--- START ---
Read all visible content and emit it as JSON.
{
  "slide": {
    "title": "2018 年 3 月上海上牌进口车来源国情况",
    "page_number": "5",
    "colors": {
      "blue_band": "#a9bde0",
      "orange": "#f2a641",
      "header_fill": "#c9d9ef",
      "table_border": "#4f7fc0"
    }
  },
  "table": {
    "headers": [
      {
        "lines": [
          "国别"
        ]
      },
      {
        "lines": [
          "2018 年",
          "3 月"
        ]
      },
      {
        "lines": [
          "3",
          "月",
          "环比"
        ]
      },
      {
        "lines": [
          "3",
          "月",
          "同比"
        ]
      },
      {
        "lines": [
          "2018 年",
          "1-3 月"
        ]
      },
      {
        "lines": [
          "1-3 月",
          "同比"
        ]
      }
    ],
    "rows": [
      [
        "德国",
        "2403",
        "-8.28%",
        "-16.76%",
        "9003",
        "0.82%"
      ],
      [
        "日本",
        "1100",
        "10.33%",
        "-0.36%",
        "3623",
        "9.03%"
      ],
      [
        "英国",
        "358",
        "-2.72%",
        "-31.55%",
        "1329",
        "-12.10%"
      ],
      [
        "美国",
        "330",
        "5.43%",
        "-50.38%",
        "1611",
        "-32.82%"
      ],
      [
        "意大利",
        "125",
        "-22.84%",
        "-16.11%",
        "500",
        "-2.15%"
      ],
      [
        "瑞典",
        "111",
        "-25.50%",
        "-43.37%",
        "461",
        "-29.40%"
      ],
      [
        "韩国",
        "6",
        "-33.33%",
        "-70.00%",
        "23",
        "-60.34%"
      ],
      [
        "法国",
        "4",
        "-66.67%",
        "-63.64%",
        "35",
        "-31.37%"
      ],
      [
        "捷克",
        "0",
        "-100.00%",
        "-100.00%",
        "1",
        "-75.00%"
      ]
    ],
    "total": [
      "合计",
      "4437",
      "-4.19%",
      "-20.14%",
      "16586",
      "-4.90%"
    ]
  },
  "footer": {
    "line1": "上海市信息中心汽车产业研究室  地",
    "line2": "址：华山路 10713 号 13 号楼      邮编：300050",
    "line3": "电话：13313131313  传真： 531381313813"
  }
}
--- END ---
§ Request: Recopy the entries above in their entirety, exactly.

§ Response to the exercise:
Read all visible content and emit it as JSON.
{
  "slide": {
    "title": "2018 年 3 月上海上牌进口车来源国情况",
    "page_number": "5",
    "colors": {
      "blue_band": "#a9bde0",
      "orange": "#f2a641",
      "header_fill": "#c9d9ef",
      "table_border": "#4f7fc0"
    }
  },
  "table": {
    "headers": [
      {
        "lines": [
          "国别"
        ]
      },
      {
        "lines": [
          "2018 年",
          "3 月"
        ]
      },
      {
        "lines": [
          "3",
          "月",
          "环比"
        ]
      },
      {
        "lines": [
          "3",
          "月",
          "同比"
        ]
      },
      {
        "lines": [
          "2018 年",
          "1-3 月"
        ]
      },
      {
        "lines": [
          "1-3 月",
          "同比"
        ]
      }
    ],
    "rows": [
      [
        "德国",
        "2403",
        "-8.28%",
        "-16.76%",
        "9003",
        "0.82%"
      ],
      [
        "日本",
        "1100",
        "10.33%",
        "-0.36%",
        "3623",
        "9.03%"
      ],
      [
        "英国",
        "358",
        "-2.72%",
        "-31.55%",
        "1329",
        "-12.10%"
      ],
      [
        "美国",
        "330",
        "5.43%",
        "-50.38%",
        "1611",
        "-32.82%"
      ],
      [
        "意大利",
        "125",
        "-22.84%",
        "-16.11%",
        "500",
        "-2.15%"
      ],
      [
        "瑞典",
        "111",
        "-25.50%",
        "-43.37%",
        "461",
        "-29.40%"
      ],
      [
        "韩国",
        "6",
        "-33.33%",
        "-70.00%",
        "23",
        "-60.34%"
      ],
      [
        "法国",
        "4",
        "-66.67%",
        "-63.64%",
        "35",
        "-31.37%"
      ],
      [
        "捷克",
        "0",
        "-100.00%",
        "-100.00%",
        "1",
        "-75.00%"
      ]
    ],
    "total": [
      "合计",
      "4437",
      "-4.19%",
      "-20.14%",
      "16586",
      "-4.90%"
    ]
  },
  "footer": {
    "line1": "上海市信息中心汽车产业研究室  地",
    "line2": "址：华山路 10713 号 13 号楼      邮编：300050",
    "line3": "电话：13313131313  传真： 531381313813"
  }
}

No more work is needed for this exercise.